Aim of the task. Copy each line below exactly and leave the pictures out.

Dataset rows.
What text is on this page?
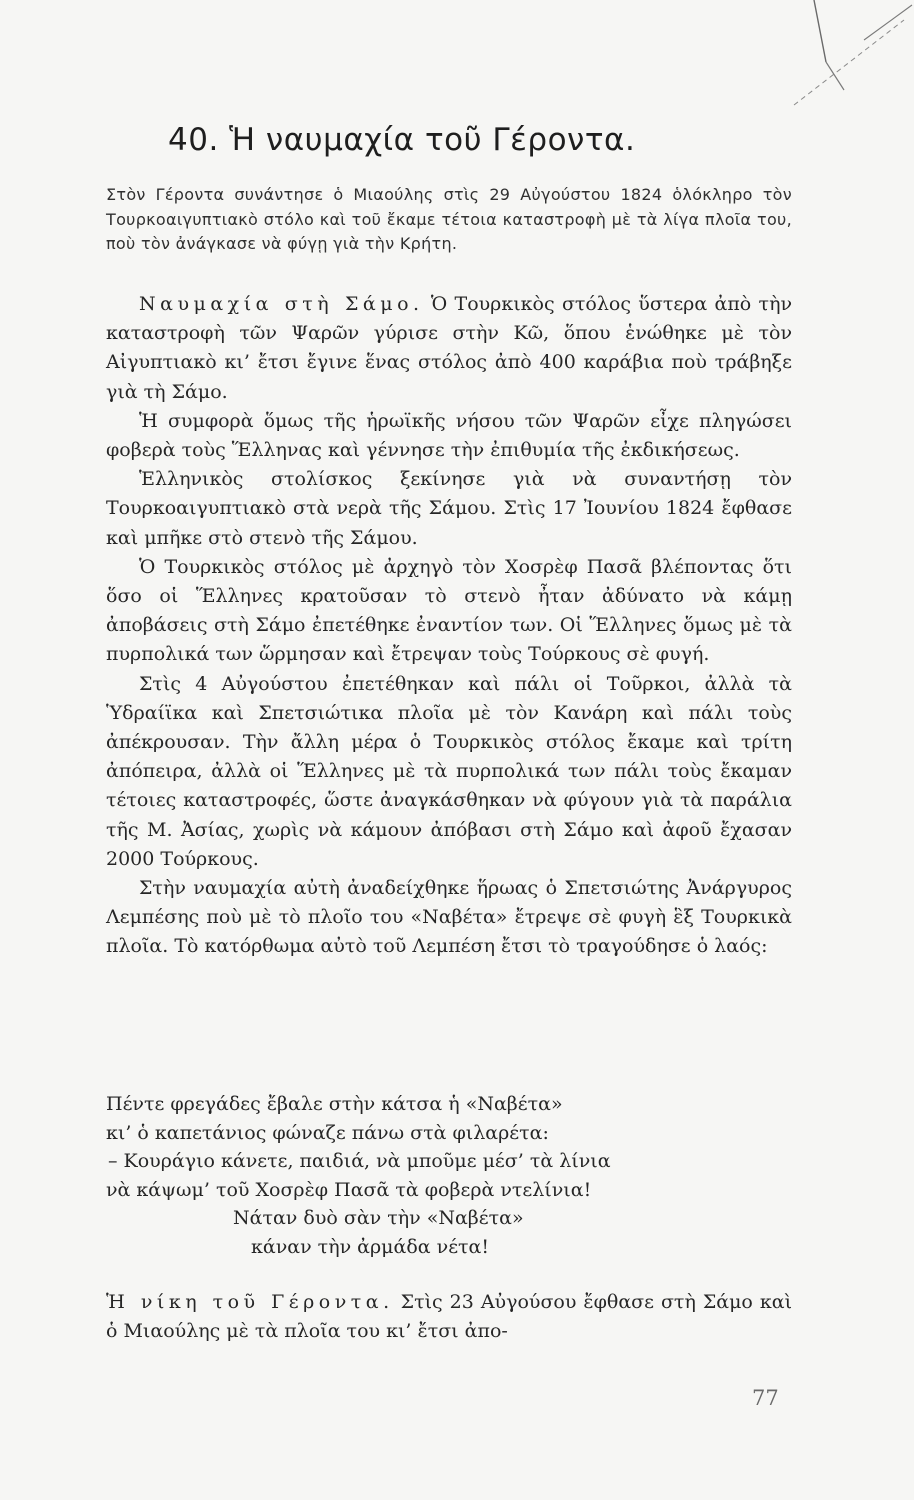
40. Ἡ ναυμαχία τοῦ Γέροντα.

Στὸν Γέροντα συνάντησε ὁ Μιαούλης στὶς 29 Αὐγούστου 1824 ὁλόκληρο τὸν Τουρκοαιγυπτιακὸ στόλο καὶ τοῦ ἔκαμε τέτοια καταστροφὴ μὲ τὰ λίγα πλοῖα του, ποὺ τὸν ἀνάγκασε νὰ φύγῃ γιὰ τὴν Κρήτη.

Ναυμαχία στὴ Σάμο. Ὁ Τουρκικὸς στόλος ὕστερα ἀπὸ τὴν καταστροφὴ τῶν Ψαρῶν γύρισε στὴν Κῶ, ὅπου ἑνώθηκε μὲ τὸν Αἰγυπτιακὸ κι’ ἔτσι ἔγινε ἕνας στόλος ἀπὸ 400 καράβια ποὺ τράβηξε γιὰ τὴ Σάμο.

Ἡ συμφορὰ ὅμως τῆς ἡρωϊκῆς νήσου τῶν Ψαρῶν εἶχε πληγώσει φοβερὰ τοὺς Ἕλληνας καὶ γέννησε τὴν ἐπιθυμία τῆς ἐκδικήσεως.

Ἑλληνικὸς στολίσκος ξεκίνησε γιὰ νὰ συναντήσῃ τὸν Τουρκοαιγυπτιακὸ στὰ νερὰ τῆς Σάμου. Στὶς 17 Ἰουνίου 1824 ἔφθασε καὶ μπῆκε στὸ στενὸ τῆς Σάμου.

Ὁ Τουρκικὸς στόλος μὲ ἀρχηγὸ τὸν Χοσρὲφ Πασᾶ βλέποντας ὅτι ὅσο οἱ Ἕλληνες κρατοῦσαν τὸ στενὸ ἦταν ἀδύνατο νὰ κάμῃ ἀποβάσεις στὴ Σάμο ἐπετέθηκε ἐναντίον των. Οἱ Ἕλληνες ὅμως μὲ τὰ πυρπολικά των ὥρμησαν καὶ ἔτρεψαν τοὺς Τούρκους σὲ φυγή.

Στὶς 4 Αὐγούστου ἐπετέθηκαν καὶ πάλι οἱ Τοῦρκοι, ἀλλὰ τὰ Ὑδραίϊκα καὶ Σπετσιώτικα πλοῖα μὲ τὸν Κανάρη καὶ πάλι τοὺς ἀπέκρουσαν. Τὴν ἄλλη μέρα ὁ Τουρκικὸς στόλος ἔκαμε καὶ τρίτη ἀπόπειρα, ἀλλὰ οἱ Ἕλληνες μὲ τὰ πυρπολικά των πάλι τοὺς ἔκαμαν τέτοιες καταστροφές, ὥστε ἀναγκάσθηκαν νὰ φύγουν γιὰ τὰ παράλια τῆς Μ. Ἀσίας, χωρὶς νὰ κάμουν ἀπόβασι στὴ Σάμο καὶ ἀφοῦ ἔχασαν 2000 Τούρκους.

Στὴν ναυμαχία αὐτὴ ἀναδείχθηκε ἥρωας ὁ Σπετσιώτης Ἀνάργυρος Λεμπέσης ποὺ μὲ τὸ πλοῖο του «Ναβέτα» ἔτρεψε σὲ φυγὴ ἓξ Τουρκικὰ πλοῖα. Τὸ κατόρθωμα αὐτὸ τοῦ Λεμπέση ἔτσι τὸ τραγούδησε ὁ λαός:

Πέντε φρεγάδες ἔβαλε στὴν κάτσα ἡ «Ναβέτα»
κι’ ὁ καπετάνιος φώναζε πάνω στὰ φιλαρέτα:
– Κουράγιο κάνετε, παιδιά, νὰ μποῦμε μέσ’ τὰ λίνια
νὰ κάψωμ’ τοῦ Χοσρὲφ Πασᾶ τὰ φοβερὰ ντελίνια!
Νάταν δυὸ σὰν τὴν «Ναβέτα»
κάναν τὴν ἀρμάδα νέτα!

Ἡ νίκη τοῦ Γέροντα. Στὶς 23 Αὐγούσου ἔφθασε στὴ Σάμο καὶ ὁ Μιαούλης μὲ τὰ πλοῖα του κι’ ἔτσι ἀπο-

77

Correct response.
What text is on this page?
40. Ἡ ναυμαχία τοῦ Γέροντα.

Στὸν Γέροντα συνάντησε ὁ Μιαούλης στὶς 29 Αὐγούστου 1824 ὁλόκληρο τὸν Τουρκοαιγυπτιακὸ στόλο καὶ τοῦ ἔκαμε τέτοια καταστροφὴ μὲ τὰ λίγα πλοῖα του, ποὺ τὸν ἀνάγκασε νὰ φύγῃ γιὰ τὴν Κρήτη.

Ναυμαχία στὴ Σάμο. Ὁ Τουρκικὸς στόλος ὕστερα ἀπὸ τὴν καταστροφὴ τῶν Ψαρῶν γύρισε στὴν Κῶ, ὅπου ἑνώθηκε μὲ τὸν Αἰγυπτιακὸ κι’ ἔτσι ἔγινε ἕνας στόλος ἀπὸ 400 καράβια ποὺ τράβηξε γιὰ τὴ Σάμο.

Ἡ συμφορὰ ὅμως τῆς ἡρωϊκῆς νήσου τῶν Ψαρῶν εἶχε πληγώσει φοβερὰ τοὺς Ἕλληνας καὶ γέννησε τὴν ἐπιθυμία τῆς ἐκδικήσεως.

Ἑλληνικὸς στολίσκος ξεκίνησε γιὰ νὰ συναντήσῃ τὸν Τουρκοαιγυπτιακὸ στὰ νερὰ τῆς Σάμου. Στὶς 17 Ἰουνίου 1824 ἔφθασε καὶ μπῆκε στὸ στενὸ τῆς Σάμου.

Ὁ Τουρκικὸς στόλος μὲ ἀρχηγὸ τὸν Χοσρὲφ Πασᾶ βλέποντας ὅτι ὅσο οἱ Ἕλληνες κρατοῦσαν τὸ στενὸ ἦταν ἀδύνατο νὰ κάμῃ ἀποβάσεις στὴ Σάμο ἐπετέθηκε ἐναντίον των. Οἱ Ἕλληνες ὅμως μὲ τὰ πυρπολικά των ὥρμησαν καὶ ἔτρεψαν τοὺς Τούρκους σὲ φυγή.

Στὶς 4 Αὐγούστου ἐπετέθηκαν καὶ πάλι οἱ Τοῦρκοι, ἀλλὰ τὰ Ὑδραίϊκα καὶ Σπετσιώτικα πλοῖα μὲ τὸν Κανάρη καὶ πάλι τοὺς ἀπέκρουσαν. Τὴν ἄλλη μέρα ὁ Τουρκικὸς στόλος ἔκαμε καὶ τρίτη ἀπόπειρα, ἀλλὰ οἱ Ἕλληνες μὲ τὰ πυρπολικά των πάλι τοὺς ἔκαμαν τέτοιες καταστροφές, ὥστε ἀναγκάσθηκαν νὰ φύγουν γιὰ τὰ παράλια τῆς Μ. Ἀσίας, χωρὶς νὰ κάμουν ἀπόβασι στὴ Σάμο καὶ ἀφοῦ ἔχασαν 2000 Τούρκους.

Στὴν ναυμαχία αὐτὴ ἀναδείχθηκε ἥρωας ὁ Σπετσιώτης Ἀνάργυρος Λεμπέσης ποὺ μὲ τὸ πλοῖο του «Ναβέτα» ἔτρεψε σὲ φυγὴ ἓξ Τουρκικὰ πλοῖα. Τὸ κατόρθωμα αὐτὸ τοῦ Λεμπέση ἔτσι τὸ τραγούδησε ὁ λαός:

Πέντε φρεγάδες ἔβαλε στὴν κάτσα ἡ «Ναβέτα»
κι’ ὁ καπετάνιος φώναζε πάνω στὰ φιλαρέτα:
– Κουράγιο κάνετε, παιδιά, νὰ μποῦμε μέσ’ τὰ λίνια
νὰ κάψωμ’ τοῦ Χοσρὲφ Πασᾶ τὰ φοβερὰ ντελίνια!
Νάταν δυὸ σὰν τὴν «Ναβέτα»
κάναν τὴν ἀρμάδα νέτα!

Ἡ νίκη τοῦ Γέροντα. Στὶς 23 Αὐγούσου ἔφθασε στὴ Σάμο καὶ ὁ Μιαούλης μὲ τὰ πλοῖα του κι’ ἔτσι ἀπο-

77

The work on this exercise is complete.